• **What you need to do**: Nothing may be dropped or altered: reproduce all the data.
=======
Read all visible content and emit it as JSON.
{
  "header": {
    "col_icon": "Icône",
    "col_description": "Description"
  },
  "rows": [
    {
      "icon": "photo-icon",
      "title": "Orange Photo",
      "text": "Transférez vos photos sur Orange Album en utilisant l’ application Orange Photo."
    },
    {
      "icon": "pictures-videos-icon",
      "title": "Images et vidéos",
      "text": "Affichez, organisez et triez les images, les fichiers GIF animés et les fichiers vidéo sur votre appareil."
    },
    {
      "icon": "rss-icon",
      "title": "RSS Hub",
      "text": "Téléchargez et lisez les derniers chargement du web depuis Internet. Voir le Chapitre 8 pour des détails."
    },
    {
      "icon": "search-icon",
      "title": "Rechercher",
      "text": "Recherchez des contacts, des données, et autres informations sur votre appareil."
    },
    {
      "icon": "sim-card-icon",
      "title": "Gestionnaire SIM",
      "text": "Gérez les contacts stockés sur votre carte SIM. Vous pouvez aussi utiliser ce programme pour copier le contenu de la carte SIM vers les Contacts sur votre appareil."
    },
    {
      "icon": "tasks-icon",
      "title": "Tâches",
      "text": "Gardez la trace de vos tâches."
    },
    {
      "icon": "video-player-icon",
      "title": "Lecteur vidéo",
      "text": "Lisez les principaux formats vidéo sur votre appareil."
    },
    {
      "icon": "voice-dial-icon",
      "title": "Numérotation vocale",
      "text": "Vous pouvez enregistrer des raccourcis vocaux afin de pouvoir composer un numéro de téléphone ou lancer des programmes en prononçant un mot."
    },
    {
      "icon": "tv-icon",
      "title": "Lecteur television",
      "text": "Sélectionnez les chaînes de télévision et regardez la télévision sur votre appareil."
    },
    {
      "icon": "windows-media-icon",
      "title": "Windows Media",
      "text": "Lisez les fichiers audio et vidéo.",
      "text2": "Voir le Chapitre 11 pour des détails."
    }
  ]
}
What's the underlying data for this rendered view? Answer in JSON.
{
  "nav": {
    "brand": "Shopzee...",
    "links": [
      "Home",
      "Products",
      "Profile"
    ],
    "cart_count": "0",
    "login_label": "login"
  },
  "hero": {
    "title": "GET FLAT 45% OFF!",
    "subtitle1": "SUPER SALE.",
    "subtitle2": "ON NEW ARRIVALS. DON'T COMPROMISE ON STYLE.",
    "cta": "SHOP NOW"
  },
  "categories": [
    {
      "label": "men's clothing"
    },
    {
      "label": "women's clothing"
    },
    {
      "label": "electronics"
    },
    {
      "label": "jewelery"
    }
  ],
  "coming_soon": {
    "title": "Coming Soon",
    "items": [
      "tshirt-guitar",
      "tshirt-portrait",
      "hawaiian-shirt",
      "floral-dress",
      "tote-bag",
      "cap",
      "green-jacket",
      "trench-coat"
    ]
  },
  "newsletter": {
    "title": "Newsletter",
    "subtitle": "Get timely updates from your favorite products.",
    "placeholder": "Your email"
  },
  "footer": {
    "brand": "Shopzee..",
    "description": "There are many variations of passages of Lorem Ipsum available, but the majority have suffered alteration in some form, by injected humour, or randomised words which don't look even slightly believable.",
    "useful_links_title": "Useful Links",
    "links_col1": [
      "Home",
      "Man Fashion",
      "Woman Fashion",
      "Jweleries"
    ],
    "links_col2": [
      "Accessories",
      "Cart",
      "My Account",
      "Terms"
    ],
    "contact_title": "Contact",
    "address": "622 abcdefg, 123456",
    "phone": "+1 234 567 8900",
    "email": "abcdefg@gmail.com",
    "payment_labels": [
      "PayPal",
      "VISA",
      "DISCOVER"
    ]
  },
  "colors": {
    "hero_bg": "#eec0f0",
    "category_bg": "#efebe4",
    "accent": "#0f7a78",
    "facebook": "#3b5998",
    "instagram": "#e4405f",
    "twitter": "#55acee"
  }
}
=======
• **Result for this task**:
Read all visible content and emit it as JSON.
{
  "header": {
    "col_icon": "Icône",
    "col_description": "Description"
  },
  "rows": [
    {
      "icon": "photo-icon",
      "title": "Orange Photo",
      "text": "Transférez vos photos sur Orange Album en utilisant l’ application Orange Photo."
    },
    {
      "icon": "pictures-videos-icon",
      "title": "Images et vidéos",
      "text": "Affichez, organisez et triez les images, les fichiers GIF animés et les fichiers vidéo sur votre appareil."
    },
    {
      "icon": "rss-icon",
      "title": "RSS Hub",
      "text": "Téléchargez et lisez les derniers chargement du web depuis Internet. Voir le Chapitre 8 pour des détails."
    },
    {
      "icon": "search-icon",
      "title": "Rechercher",
      "text": "Recherchez des contacts, des données, et autres informations sur votre appareil."
    },
    {
      "icon": "sim-card-icon",
      "title": "Gestionnaire SIM",
      "text": "Gérez les contacts stockés sur votre carte SIM. Vous pouvez aussi utiliser ce programme pour copier le contenu de la carte SIM vers les Contacts sur votre appareil."
    },
    {
      "icon": "tasks-icon",
      "title": "Tâches",
      "text": "Gardez la trace de vos tâches."
    },
    {
      "icon": "video-player-icon",
      "title": "Lecteur vidéo",
      "text": "Lisez les principaux formats vidéo sur votre appareil."
    },
    {
      "icon": "voice-dial-icon",
      "title": "Numérotation vocale",
      "text": "Vous pouvez enregistrer des raccourcis vocaux afin de pouvoir composer un numéro de téléphone ou lancer des programmes en prononçant un mot."
    },
    {
      "icon": "tv-icon",
      "title": "Lecteur television",
      "text": "Sélectionnez les chaînes de télévision et regardez la télévision sur votre appareil."
    },
    {
      "icon": "windows-media-icon",
      "title": "Windows Media",
      "text": "Lisez les fichiers audio et vidéo.",
      "text2": "Voir le Chapitre 11 pour des détails."
    }
  ]
}
What's the underlying data for this rendered view? Answer in JSON.
{
  "nav": {
    "brand": "Shopzee...",
    "links": [
      "Home",
      "Products",
      "Profile"
    ],
    "cart_count": "0",
    "login_label": "login"
  },
  "hero": {
    "title": "GET FLAT 45% OFF!",
    "subtitle1": "SUPER SALE.",
    "subtitle2": "ON NEW ARRIVALS. DON'T COMPROMISE ON STYLE.",
    "cta": "SHOP NOW"
  },
  "categories": [
    {
      "label": "men's clothing"
    },
    {
      "label": "women's clothing"
    },
    {
      "label": "electronics"
    },
    {
      "label": "jewelery"
    }
  ],
  "coming_soon": {
    "title": "Coming Soon",
    "items": [
      "tshirt-guitar",
      "tshirt-portrait",
      "hawaiian-shirt",
      "floral-dress",
      "tote-bag",
      "cap",
      "green-jacket",
      "trench-coat"
    ]
  },
  "newsletter": {
    "title": "Newsletter",
    "subtitle": "Get timely updates from your favorite products.",
    "placeholder": "Your email"
  },
  "footer": {
    "brand": "Shopzee..",
    "description": "There are many variations of passages of Lorem Ipsum available, but the majority have suffered alteration in some form, by injected humour, or randomised words which don't look even slightly believable.",
    "useful_links_title": "Useful Links",
    "links_col1": [
      "Home",
      "Man Fashion",
      "Woman Fashion",
      "Jweleries"
    ],
    "links_col2": [
      "Accessories",
      "Cart",
      "My Account",
      "Terms"
    ],
    "contact_title": "Contact",
    "address": "622 abcdefg, 123456",
    "phone": "+1 234 567 8900",
    "email": "abcdefg@gmail.com",
    "payment_labels": [
      "PayPal",
      "VISA",
      "DISCOVER"
    ]
  },
  "colors": {
    "hero_bg": "#eec0f0",
    "category_bg": "#efebe4",
    "accent": "#0f7a78",
    "facebook": "#3b5998",
    "instagram": "#e4405f",
    "twitter": "#55acee"
  }
}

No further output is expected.